### Work to do:
Output the lines of the entries below beginning at the one with "What text is on this page?" and ending with the last, exactly as written and without pictures.

### Exercise inputs:
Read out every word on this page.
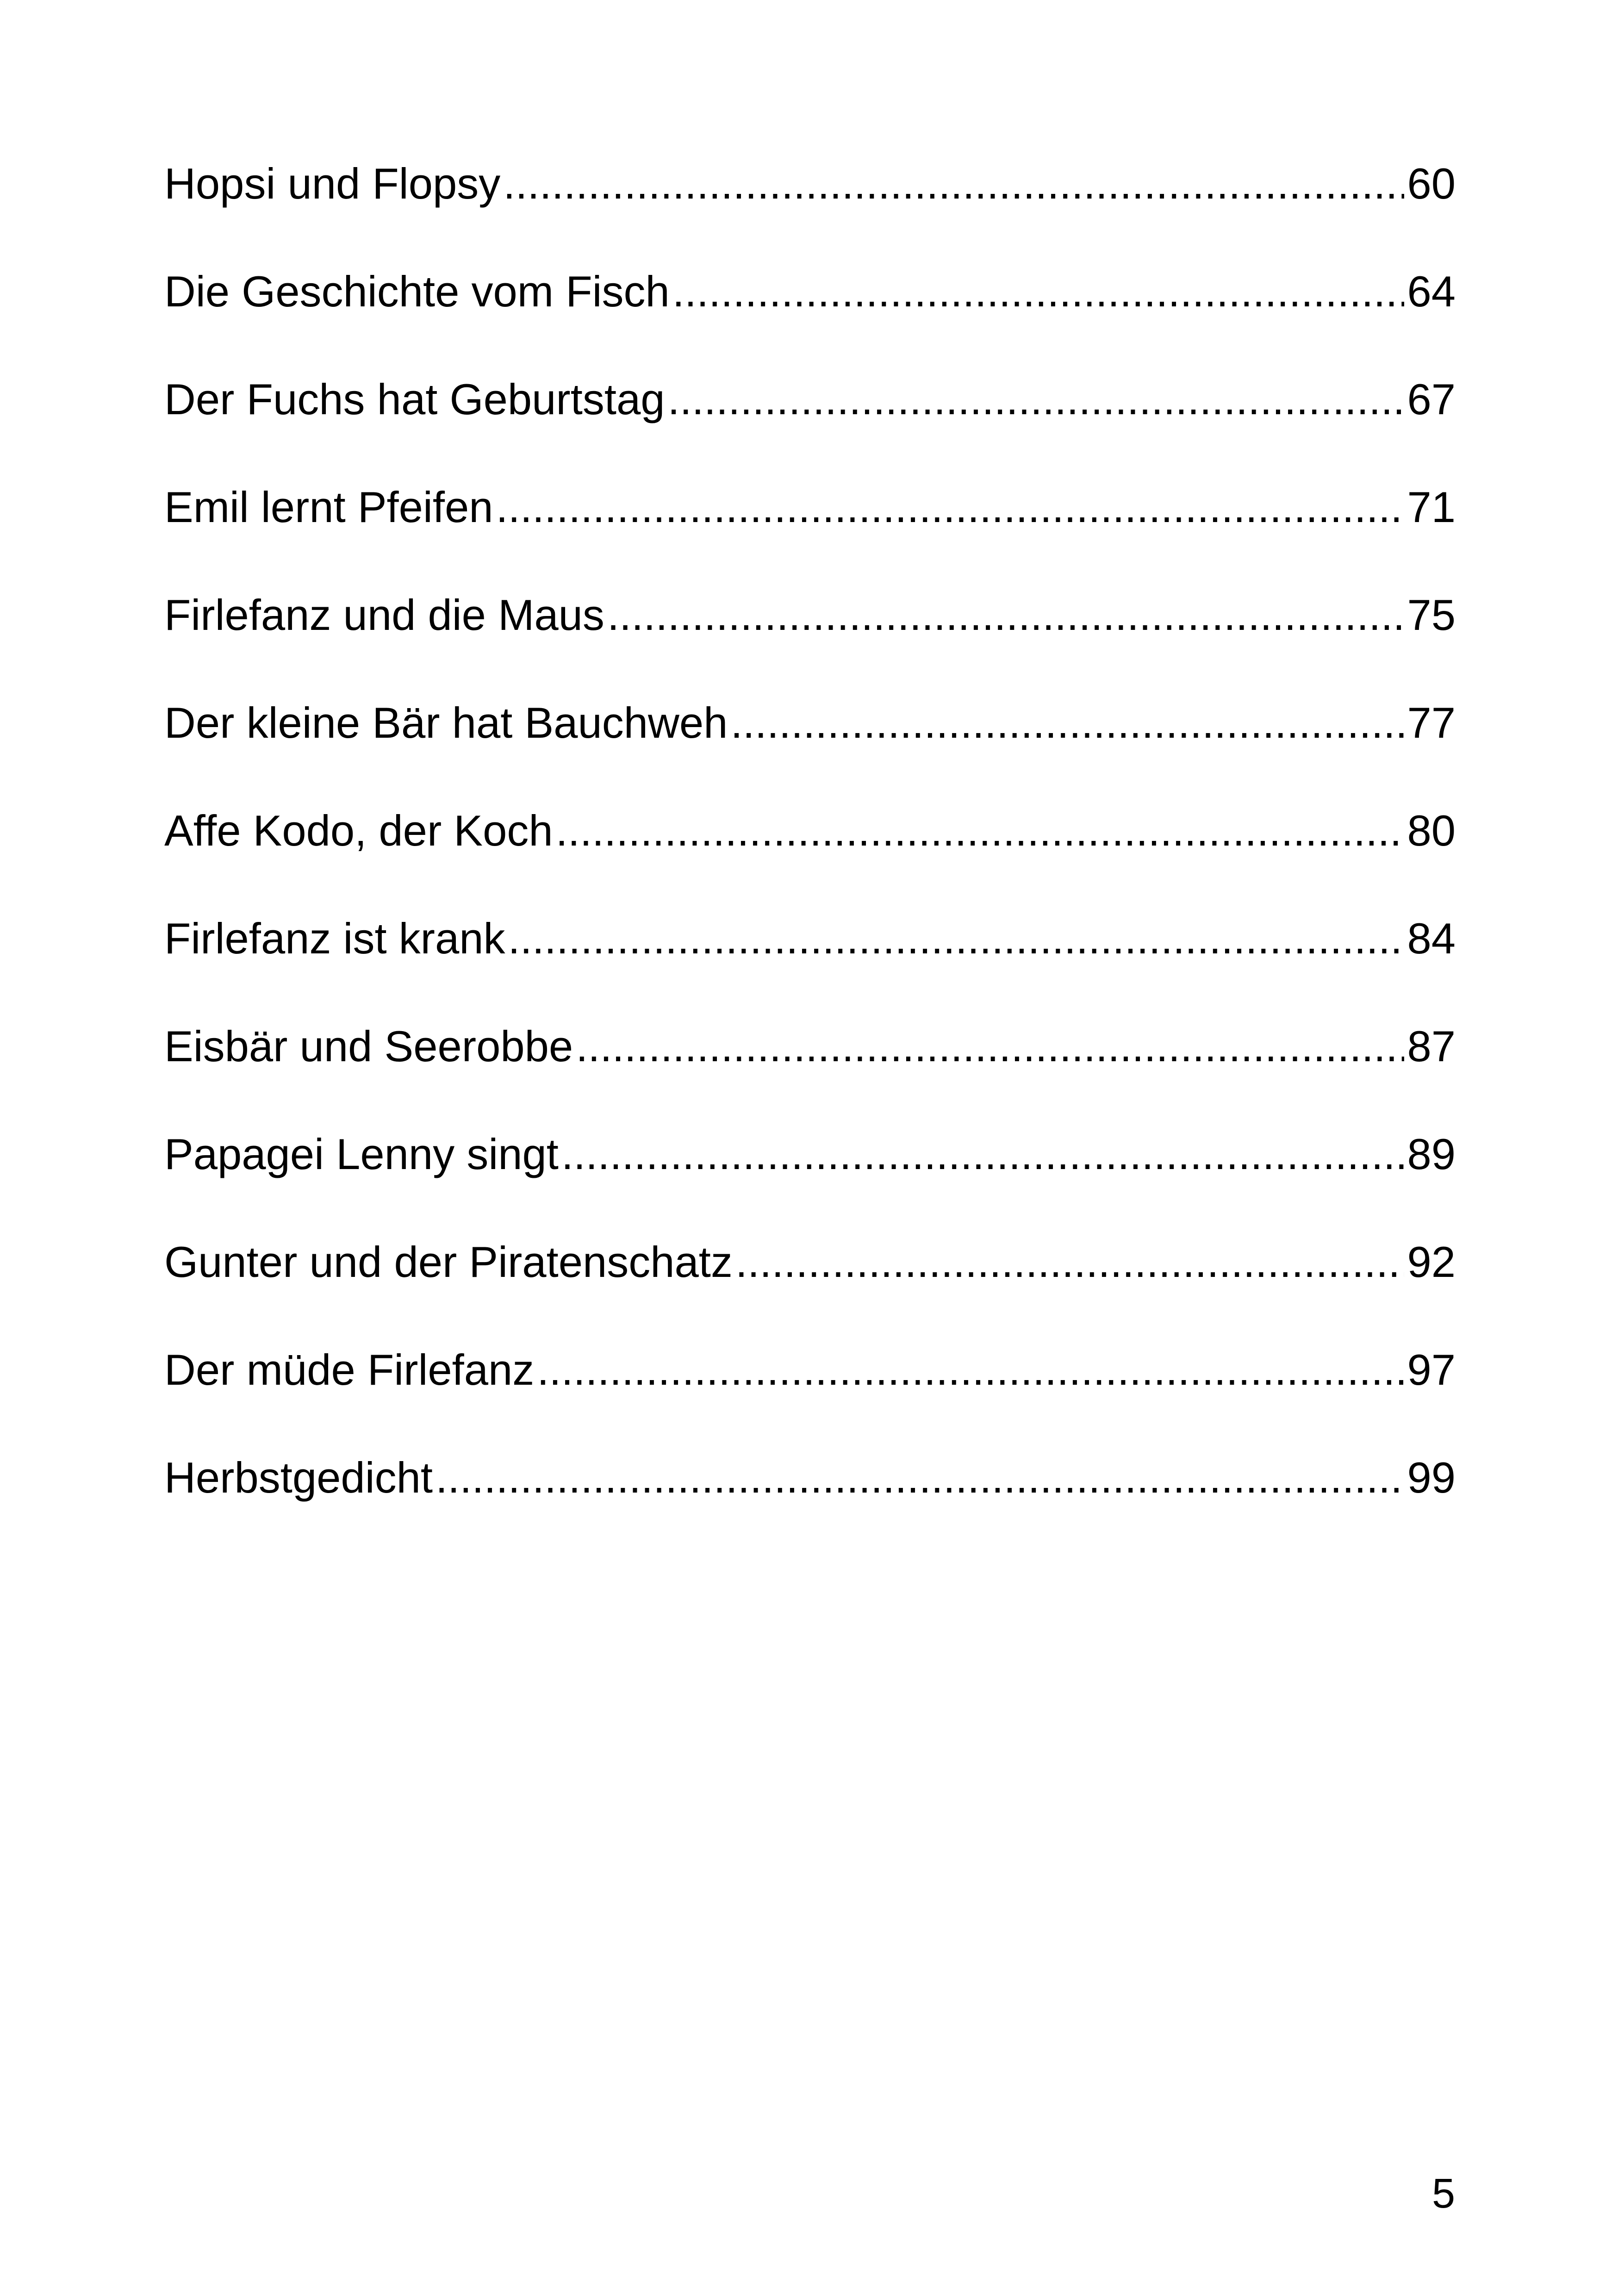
Hopsi und Flopsy .....	60
Die Geschichte vom Fisch .....	64
Der Fuchs hat Geburtstag .....	67
Emil lernt Pfeifen .....	71
Firlefanz und die Maus .....	75
Der kleine Bär hat Bauchweh .....	77
Affe Kodo, der Koch .....	80
Firlefanz ist krank .....	84
Eisbär und Seerobbe .....	87
Papagei Lenny singt .....	89
Gunter und der Piratenschatz .....	92
Der müde Firlefanz .....	97
Herbstgedicht .....	99
5
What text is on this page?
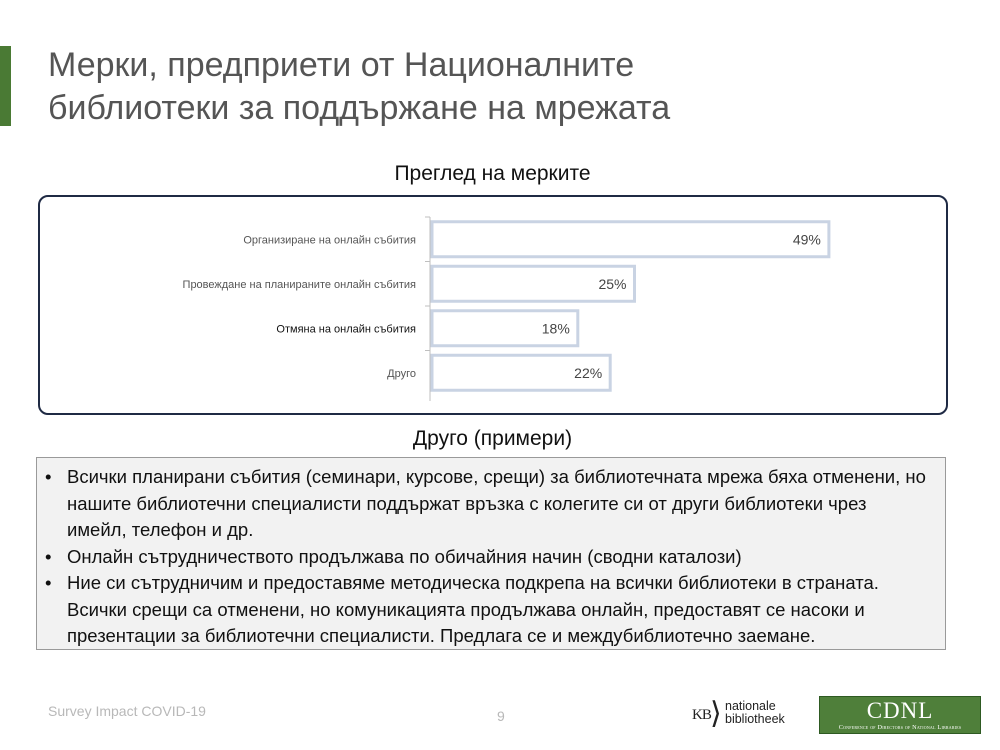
Мерки, предприети от Националните
библиотеки за поддържане на мрежата
Преглед на мерките
Организиране на онлайн събития	49%
Провеждане на планираните онлайн събития	25%
Отмяна на онлайн събития	18%
Друго	22%
Друго (примери)
• Всички планирани събития (семинари, курсове, срещи) за библиотечната мрежа бяха отменени, но нашите библиотечни специалисти поддържат връзка с колегите си от други библиотеки чрез имейл, телефон и др.
• Онлайн сътрудничеството продължава по обичайния начин (сводни каталози)
• Ние си сътрудничим и предоставяме методическа подкрепа на всички библиотеки в страната. Всички срещи са отменени, но комуникацията продължава онлайн, предоставят се насоки и презентации за библиотечни специалисти. Предлага се и междубиблиотечно заемане.
Survey Impact COVID-19	9	KB ⟩ nationale
bibliotheek	CDNL
Conference of Directors of National Libraries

### Full answer:
What text is on this page?
Мерки, предприети от Националните
библиотеки за поддържане на мрежата
Преглед на мерките
Организиране на онлайн събития	49%
Провеждане на планираните онлайн събития	25%
Отмяна на онлайн събития	18%
Друго	22%
Друго (примери)
• Всички планирани събития (семинари, курсове, срещи) за библиотечната мрежа бяха отменени, но нашите библиотечни специалисти поддържат връзка с колегите си от други библиотеки чрез имейл, телефон и др.
• Онлайн сътрудничеството продължава по обичайния начин (сводни каталози)
• Ние си сътрудничим и предоставяме методическа подкрепа на всички библиотеки в страната. Всички срещи са отменени, но комуникацията продължава онлайн, предоставят се насоки и презентации за библиотечни специалисти. Предлага се и междубиблиотечно заемане.
Survey Impact COVID-19	9	KB ⟩ nationale
bibliotheek	CDNL
Conference of Directors of National Libraries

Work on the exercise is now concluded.